**INFORMATION SUPPLIED:**

= = = =

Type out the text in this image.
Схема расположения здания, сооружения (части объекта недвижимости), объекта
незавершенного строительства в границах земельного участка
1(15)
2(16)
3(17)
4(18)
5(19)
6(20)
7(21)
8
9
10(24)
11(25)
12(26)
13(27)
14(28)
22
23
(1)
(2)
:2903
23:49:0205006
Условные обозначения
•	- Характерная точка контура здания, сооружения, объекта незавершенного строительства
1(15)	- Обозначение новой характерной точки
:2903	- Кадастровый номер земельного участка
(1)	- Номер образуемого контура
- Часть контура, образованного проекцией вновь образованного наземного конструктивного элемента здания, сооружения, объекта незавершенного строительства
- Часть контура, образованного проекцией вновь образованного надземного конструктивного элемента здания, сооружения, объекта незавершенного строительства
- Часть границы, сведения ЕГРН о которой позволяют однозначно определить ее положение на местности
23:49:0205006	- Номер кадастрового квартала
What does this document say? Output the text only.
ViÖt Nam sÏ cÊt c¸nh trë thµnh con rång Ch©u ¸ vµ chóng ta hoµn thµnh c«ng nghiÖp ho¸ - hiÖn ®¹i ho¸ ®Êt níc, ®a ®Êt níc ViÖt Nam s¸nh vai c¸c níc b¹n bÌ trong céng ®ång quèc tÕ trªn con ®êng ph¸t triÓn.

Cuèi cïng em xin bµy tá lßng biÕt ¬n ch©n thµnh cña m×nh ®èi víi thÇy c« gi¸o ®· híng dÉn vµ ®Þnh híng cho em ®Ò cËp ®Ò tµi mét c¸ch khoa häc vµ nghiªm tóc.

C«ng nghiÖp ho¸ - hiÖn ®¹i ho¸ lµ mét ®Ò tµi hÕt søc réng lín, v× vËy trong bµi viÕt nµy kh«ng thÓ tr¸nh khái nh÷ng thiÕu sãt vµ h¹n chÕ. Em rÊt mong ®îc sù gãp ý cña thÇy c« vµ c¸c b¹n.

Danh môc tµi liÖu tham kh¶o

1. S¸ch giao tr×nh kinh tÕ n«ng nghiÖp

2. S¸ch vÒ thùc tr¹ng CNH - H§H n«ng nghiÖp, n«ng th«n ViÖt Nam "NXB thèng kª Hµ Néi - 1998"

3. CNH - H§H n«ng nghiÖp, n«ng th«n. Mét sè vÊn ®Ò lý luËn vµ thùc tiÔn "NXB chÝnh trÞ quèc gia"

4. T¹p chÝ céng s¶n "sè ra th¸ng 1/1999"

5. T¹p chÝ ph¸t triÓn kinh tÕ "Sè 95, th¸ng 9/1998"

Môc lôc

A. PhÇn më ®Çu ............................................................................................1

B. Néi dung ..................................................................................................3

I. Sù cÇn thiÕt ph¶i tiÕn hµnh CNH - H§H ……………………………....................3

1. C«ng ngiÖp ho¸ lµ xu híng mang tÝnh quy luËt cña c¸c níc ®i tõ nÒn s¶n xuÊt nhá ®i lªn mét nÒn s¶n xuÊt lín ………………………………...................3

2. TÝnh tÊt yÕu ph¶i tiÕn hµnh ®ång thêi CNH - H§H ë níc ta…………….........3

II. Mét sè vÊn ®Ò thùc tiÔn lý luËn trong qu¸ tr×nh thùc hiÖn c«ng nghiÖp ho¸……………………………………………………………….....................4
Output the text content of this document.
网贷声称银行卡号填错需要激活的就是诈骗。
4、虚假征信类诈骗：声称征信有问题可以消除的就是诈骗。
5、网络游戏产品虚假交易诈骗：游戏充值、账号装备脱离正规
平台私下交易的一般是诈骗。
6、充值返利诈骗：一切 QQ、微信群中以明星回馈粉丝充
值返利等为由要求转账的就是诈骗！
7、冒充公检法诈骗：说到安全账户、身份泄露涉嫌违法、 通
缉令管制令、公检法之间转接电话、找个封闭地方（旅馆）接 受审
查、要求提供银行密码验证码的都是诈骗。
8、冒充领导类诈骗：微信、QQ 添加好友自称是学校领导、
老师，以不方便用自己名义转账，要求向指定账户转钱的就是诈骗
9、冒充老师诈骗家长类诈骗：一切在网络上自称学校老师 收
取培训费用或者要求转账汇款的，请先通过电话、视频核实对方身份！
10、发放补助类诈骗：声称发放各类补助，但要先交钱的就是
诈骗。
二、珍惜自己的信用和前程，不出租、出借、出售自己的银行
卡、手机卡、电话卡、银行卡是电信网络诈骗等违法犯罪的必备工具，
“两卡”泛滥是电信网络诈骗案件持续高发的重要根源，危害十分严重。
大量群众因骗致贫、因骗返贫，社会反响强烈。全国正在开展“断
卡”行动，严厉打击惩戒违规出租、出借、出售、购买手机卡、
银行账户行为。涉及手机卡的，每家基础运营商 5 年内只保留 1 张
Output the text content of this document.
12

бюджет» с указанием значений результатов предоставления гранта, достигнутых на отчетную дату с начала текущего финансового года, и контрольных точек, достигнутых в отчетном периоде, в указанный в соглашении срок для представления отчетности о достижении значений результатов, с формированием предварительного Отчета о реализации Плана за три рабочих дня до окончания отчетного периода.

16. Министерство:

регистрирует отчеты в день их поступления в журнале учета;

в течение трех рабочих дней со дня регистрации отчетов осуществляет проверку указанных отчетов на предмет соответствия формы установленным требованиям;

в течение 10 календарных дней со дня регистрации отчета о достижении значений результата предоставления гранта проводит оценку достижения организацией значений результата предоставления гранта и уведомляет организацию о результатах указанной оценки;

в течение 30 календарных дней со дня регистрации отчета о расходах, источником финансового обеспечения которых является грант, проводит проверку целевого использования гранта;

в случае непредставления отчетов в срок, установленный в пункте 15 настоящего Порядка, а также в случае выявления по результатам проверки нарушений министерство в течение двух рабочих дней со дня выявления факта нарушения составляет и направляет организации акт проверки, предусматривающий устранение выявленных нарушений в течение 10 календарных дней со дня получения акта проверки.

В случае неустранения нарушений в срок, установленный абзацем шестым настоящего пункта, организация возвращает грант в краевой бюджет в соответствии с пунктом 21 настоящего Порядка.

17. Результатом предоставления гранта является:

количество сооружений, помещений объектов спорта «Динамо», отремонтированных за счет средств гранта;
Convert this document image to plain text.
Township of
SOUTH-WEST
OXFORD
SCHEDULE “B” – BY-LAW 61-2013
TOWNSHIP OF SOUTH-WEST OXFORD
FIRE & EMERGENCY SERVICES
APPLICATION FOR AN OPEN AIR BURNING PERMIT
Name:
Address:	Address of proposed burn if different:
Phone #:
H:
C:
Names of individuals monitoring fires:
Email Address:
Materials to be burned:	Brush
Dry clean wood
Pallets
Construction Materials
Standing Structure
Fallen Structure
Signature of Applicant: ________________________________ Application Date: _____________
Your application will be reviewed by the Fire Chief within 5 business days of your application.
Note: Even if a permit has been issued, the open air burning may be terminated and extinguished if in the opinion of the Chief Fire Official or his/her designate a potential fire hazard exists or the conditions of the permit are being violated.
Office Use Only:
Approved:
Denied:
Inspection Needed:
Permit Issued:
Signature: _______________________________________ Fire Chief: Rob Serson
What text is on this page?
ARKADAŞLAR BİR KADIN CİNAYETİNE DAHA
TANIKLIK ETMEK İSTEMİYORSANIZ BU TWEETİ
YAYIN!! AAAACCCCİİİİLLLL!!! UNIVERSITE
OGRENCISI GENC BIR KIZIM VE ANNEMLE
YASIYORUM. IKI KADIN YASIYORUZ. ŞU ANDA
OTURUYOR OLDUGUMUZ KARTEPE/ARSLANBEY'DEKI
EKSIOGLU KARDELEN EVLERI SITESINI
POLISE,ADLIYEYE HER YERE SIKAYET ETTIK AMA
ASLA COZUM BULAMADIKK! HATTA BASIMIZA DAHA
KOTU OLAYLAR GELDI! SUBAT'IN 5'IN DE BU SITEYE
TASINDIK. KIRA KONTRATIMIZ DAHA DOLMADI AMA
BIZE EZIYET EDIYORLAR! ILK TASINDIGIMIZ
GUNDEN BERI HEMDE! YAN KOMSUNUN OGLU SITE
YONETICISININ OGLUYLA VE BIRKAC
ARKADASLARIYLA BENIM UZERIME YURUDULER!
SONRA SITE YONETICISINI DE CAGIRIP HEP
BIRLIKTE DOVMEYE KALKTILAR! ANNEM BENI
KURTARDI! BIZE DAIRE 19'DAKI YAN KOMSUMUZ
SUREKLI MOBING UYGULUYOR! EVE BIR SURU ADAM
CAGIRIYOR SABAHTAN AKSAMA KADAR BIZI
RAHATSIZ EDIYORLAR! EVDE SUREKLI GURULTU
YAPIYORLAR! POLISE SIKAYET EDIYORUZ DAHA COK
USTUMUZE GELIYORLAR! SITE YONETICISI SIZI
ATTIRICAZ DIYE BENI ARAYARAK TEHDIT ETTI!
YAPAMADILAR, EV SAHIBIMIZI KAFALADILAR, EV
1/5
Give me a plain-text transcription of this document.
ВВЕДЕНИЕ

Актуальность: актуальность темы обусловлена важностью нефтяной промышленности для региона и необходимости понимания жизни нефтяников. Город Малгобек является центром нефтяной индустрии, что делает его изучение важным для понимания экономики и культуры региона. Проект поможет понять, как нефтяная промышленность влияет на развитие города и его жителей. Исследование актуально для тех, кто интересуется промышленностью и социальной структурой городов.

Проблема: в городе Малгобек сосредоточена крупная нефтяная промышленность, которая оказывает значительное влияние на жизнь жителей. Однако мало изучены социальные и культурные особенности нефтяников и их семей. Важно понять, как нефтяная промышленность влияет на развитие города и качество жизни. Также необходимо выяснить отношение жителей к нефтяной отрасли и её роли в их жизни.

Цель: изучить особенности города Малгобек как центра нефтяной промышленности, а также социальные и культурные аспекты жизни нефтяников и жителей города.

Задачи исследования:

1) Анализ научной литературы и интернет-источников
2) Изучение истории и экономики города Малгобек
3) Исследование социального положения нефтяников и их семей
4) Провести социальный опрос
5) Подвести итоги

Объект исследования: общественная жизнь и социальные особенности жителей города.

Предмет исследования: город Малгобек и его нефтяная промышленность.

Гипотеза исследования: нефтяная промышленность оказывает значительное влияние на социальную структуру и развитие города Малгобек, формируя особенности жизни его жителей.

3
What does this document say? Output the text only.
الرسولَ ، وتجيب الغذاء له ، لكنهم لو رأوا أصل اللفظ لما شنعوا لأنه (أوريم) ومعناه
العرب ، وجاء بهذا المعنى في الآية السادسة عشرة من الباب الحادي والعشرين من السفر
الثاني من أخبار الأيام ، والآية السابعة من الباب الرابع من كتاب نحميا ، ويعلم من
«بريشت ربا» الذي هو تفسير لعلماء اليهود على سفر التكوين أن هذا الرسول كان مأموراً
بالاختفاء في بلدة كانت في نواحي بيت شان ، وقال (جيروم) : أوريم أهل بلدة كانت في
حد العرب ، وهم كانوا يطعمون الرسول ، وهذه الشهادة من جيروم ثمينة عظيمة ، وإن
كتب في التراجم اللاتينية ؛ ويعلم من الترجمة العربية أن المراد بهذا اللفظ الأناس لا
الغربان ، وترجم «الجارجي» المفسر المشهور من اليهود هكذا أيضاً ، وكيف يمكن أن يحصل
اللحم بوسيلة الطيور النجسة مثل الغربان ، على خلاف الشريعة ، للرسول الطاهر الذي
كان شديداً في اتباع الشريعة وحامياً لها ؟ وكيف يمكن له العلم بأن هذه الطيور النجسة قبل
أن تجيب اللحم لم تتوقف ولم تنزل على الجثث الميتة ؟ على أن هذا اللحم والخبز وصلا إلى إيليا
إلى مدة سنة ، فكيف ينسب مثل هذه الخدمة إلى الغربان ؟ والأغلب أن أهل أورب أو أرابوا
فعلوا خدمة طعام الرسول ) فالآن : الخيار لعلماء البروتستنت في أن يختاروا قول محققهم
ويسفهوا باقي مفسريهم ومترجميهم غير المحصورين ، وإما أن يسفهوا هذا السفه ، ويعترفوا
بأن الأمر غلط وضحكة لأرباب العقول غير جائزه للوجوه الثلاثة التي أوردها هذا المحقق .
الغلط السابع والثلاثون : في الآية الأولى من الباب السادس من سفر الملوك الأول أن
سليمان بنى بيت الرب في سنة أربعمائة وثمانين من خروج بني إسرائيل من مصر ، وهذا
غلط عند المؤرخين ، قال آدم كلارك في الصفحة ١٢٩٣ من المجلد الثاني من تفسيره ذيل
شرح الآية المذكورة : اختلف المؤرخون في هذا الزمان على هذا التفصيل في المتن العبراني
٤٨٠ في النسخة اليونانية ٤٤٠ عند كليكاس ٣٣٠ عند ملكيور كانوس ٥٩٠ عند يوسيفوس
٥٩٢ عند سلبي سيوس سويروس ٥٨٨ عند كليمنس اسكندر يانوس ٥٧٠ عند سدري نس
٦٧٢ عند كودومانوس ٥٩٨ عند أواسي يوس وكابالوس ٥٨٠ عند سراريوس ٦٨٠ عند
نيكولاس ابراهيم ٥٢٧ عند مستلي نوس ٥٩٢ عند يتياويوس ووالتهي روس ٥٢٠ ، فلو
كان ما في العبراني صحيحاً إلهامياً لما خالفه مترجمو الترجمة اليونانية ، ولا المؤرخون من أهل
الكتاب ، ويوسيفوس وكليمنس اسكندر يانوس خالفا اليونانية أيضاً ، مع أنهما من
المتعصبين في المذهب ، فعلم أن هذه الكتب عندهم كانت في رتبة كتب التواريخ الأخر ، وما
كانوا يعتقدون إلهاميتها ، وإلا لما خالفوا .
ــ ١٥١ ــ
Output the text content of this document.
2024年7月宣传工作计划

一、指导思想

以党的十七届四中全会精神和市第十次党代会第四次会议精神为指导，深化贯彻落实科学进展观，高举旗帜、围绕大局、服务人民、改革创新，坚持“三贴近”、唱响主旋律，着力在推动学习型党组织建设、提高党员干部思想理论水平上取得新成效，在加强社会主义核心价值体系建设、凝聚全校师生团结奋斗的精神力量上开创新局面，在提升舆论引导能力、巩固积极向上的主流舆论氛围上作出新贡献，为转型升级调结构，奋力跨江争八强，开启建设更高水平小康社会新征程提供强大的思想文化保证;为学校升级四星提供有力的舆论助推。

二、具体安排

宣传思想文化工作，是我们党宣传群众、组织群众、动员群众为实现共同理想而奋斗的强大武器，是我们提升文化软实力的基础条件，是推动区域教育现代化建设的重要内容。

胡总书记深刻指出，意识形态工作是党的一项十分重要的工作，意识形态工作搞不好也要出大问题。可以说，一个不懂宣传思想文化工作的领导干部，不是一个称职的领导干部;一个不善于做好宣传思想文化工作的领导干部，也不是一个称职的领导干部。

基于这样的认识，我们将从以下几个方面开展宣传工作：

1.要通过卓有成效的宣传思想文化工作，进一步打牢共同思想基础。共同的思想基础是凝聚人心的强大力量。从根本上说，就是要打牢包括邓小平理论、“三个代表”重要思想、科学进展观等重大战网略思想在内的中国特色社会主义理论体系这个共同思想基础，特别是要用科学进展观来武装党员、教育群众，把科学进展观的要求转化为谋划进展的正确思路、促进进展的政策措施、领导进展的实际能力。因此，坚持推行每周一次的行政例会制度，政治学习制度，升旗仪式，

= = = =

**DIRECTION:** Go through the listing above and locate each line that holds the word "срок". Copy those lines.

**RESPONSE:**
бюджет» с указанием значений результатов предоставления гранта, достигнутых на отчетную дату с начала текущего финансового года, и контрольных точек, достигнутых в отчетном периоде, в указанный в соглашении срок для представления отчетности о достижении значений результатов, с формированием предварительного Отчета о реализации Плана за три рабочих дня до окончания отчетного периода.
в случае непредставления отчетов в срок, установленный в пункте 15 настоящего Порядка, а также в случае выявления по результатам проверки нарушений министерство в течение двух рабочих дней со дня выявления факта нарушения составляет и направляет организации акт проверки, предусматривающий устранение выявленных нарушений в течение 10 календарных дней со дня получения акта проверки.
В случае неустранения нарушений в срок, установленный абзацем шестым настоящего пункта, организация возвращает грант в краевой бюджет в соответствии с пунктом 21 настоящего Порядка.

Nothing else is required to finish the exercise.